◆ **Your objective**
What is the number of lines below that contain the word "circulation"? Give only that number.
##############################
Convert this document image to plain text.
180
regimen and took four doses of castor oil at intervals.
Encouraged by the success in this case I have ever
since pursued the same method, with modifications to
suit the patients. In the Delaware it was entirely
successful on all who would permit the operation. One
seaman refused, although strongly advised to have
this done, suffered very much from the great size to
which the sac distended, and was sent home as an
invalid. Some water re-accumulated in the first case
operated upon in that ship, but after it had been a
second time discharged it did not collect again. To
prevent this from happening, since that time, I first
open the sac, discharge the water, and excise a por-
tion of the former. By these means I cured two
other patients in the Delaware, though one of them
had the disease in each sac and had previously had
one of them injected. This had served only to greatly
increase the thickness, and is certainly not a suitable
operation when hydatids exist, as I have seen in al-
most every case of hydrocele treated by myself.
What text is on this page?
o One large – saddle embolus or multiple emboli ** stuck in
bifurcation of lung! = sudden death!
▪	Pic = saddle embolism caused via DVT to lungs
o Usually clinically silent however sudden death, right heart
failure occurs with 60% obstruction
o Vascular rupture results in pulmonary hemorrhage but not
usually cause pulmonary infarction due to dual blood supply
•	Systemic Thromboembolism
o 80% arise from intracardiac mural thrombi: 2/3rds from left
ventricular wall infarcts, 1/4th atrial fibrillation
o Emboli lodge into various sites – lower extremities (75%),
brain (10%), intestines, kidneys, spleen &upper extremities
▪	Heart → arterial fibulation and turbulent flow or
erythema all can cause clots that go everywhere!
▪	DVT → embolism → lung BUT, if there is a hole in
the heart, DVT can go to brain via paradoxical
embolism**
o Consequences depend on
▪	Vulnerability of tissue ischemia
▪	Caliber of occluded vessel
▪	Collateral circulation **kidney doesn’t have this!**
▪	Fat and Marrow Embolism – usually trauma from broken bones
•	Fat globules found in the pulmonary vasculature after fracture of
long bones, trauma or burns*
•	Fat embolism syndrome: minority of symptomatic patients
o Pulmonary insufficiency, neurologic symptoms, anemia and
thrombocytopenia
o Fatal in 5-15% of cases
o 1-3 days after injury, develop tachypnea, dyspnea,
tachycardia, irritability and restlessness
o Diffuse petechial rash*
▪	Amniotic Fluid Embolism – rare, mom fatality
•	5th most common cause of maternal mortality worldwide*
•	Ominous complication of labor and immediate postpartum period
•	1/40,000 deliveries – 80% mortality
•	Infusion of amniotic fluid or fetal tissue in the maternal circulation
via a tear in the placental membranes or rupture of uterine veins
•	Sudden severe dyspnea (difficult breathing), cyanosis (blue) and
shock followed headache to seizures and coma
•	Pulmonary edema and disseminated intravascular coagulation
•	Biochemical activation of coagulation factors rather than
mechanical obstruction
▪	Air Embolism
##############################
◆ **Written reply**
2